**Directive**
Go through the lines below and copy each one that holds the string "first".
----- Data entries -----
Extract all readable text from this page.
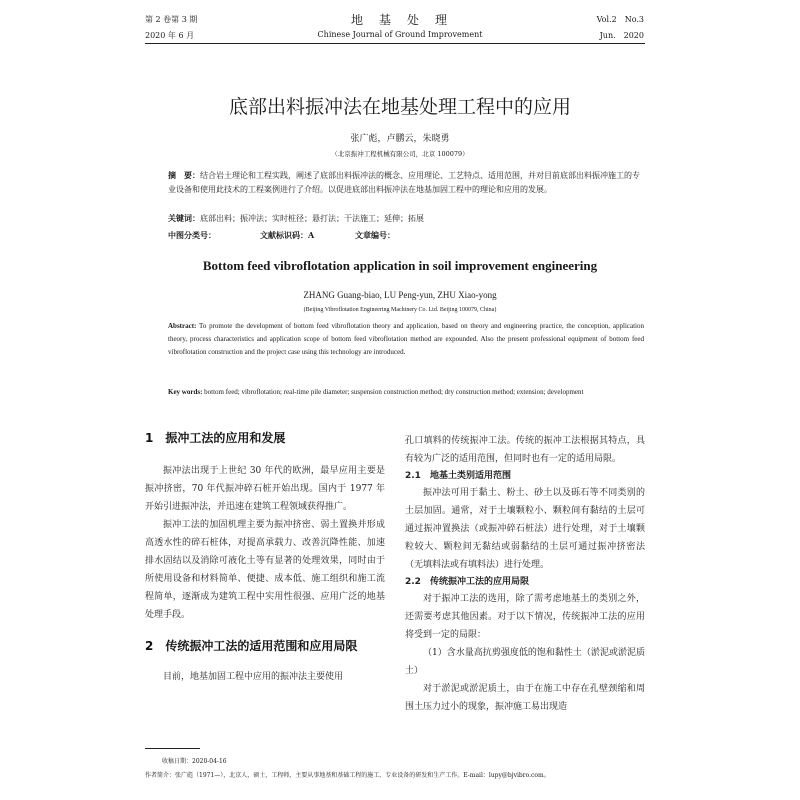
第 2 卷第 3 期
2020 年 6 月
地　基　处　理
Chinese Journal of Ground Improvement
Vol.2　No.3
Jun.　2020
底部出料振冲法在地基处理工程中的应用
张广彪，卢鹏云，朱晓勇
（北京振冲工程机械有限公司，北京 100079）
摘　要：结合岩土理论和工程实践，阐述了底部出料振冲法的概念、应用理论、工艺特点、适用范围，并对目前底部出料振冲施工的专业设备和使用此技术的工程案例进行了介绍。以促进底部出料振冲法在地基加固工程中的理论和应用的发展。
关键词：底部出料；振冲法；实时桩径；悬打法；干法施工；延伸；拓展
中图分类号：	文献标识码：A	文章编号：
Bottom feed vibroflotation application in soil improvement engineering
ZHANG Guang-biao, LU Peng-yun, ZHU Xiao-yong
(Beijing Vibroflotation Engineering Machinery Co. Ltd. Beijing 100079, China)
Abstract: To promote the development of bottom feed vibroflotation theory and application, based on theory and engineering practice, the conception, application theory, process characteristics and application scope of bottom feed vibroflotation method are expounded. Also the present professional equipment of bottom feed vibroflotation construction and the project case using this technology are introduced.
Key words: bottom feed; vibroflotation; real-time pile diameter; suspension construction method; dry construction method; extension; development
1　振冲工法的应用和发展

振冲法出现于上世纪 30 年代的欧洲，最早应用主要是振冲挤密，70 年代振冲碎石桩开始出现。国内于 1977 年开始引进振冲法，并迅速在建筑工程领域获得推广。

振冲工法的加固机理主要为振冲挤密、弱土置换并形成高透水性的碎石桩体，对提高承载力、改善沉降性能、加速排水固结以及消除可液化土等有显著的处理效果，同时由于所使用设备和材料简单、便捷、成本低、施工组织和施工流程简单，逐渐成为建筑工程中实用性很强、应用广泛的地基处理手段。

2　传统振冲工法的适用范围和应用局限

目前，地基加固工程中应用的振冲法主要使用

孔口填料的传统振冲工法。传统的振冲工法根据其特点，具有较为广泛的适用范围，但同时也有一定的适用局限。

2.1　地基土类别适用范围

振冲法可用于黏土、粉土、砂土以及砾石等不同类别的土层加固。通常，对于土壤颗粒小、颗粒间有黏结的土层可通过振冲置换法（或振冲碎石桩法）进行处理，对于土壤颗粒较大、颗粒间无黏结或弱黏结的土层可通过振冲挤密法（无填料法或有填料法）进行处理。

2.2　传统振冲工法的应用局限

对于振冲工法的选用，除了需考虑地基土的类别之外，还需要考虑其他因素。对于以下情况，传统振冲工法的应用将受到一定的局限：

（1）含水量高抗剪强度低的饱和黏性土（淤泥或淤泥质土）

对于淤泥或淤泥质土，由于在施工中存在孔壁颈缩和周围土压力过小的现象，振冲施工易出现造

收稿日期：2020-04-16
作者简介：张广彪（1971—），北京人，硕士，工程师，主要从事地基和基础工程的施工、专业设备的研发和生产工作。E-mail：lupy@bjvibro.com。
-----
----- Data entries -----
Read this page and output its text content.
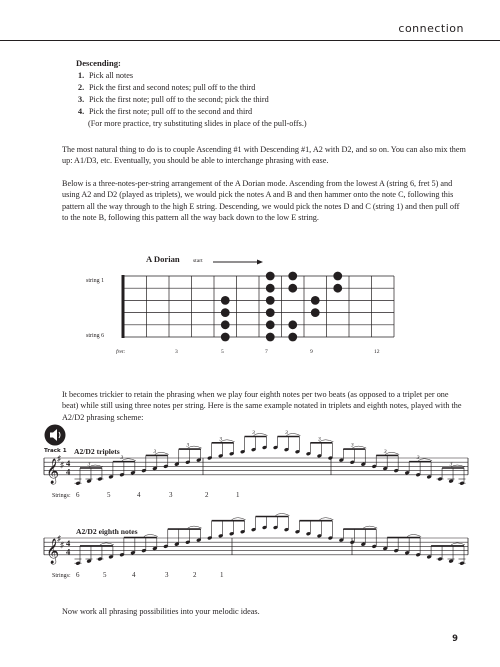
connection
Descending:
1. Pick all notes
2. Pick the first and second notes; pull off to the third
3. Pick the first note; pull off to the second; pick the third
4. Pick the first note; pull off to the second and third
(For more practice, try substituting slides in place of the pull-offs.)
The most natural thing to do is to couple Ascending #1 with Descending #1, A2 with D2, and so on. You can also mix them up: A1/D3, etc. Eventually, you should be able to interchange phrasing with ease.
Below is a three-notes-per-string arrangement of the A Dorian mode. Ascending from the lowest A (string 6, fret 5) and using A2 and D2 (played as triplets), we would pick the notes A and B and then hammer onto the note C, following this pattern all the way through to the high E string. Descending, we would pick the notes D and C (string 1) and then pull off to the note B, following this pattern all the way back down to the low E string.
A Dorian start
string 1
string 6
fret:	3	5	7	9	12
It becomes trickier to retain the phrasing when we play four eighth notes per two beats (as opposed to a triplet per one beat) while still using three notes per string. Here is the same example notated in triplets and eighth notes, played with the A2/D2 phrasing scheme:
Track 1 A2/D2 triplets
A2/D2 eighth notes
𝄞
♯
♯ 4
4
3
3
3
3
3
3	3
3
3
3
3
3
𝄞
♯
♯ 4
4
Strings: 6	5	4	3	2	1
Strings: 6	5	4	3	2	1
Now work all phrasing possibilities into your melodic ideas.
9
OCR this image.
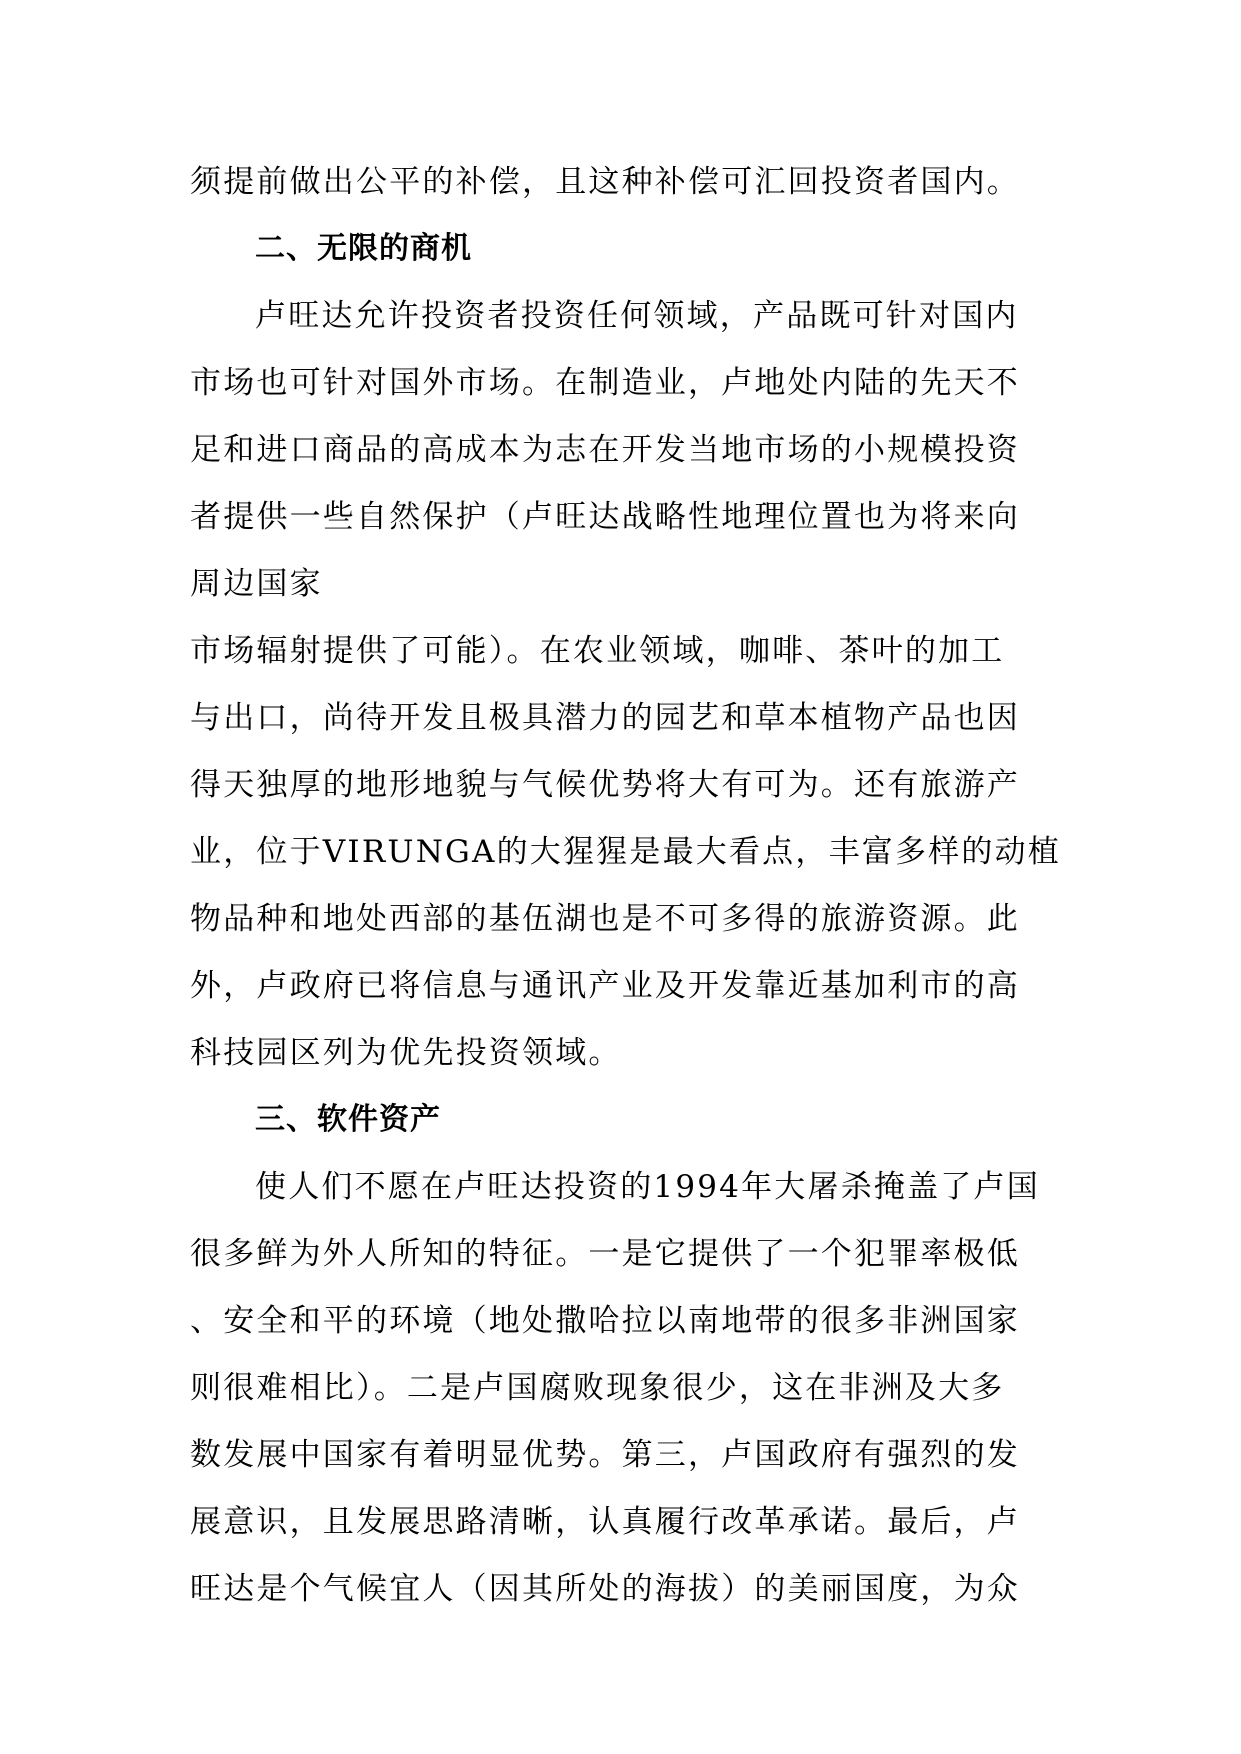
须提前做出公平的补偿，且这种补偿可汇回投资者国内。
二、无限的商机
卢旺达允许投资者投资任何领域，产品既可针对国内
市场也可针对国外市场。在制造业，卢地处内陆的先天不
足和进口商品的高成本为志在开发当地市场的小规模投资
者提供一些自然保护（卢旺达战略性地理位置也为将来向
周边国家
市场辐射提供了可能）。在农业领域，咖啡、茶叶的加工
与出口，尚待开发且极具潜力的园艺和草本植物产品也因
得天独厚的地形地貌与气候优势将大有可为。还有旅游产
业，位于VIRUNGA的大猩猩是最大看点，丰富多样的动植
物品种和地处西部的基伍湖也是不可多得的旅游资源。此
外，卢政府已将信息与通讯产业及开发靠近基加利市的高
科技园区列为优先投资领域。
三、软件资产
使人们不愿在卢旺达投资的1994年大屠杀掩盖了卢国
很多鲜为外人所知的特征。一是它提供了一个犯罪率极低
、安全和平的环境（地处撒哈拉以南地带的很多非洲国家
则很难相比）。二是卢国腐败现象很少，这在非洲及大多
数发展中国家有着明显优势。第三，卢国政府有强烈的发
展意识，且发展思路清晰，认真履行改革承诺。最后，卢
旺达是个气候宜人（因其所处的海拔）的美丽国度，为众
-----
**The output**
2. Pick the first and second notes; pull off to the third
3. Pick the first note; pull off to the second; pick the third
4. Pick the first note; pull off to the second and third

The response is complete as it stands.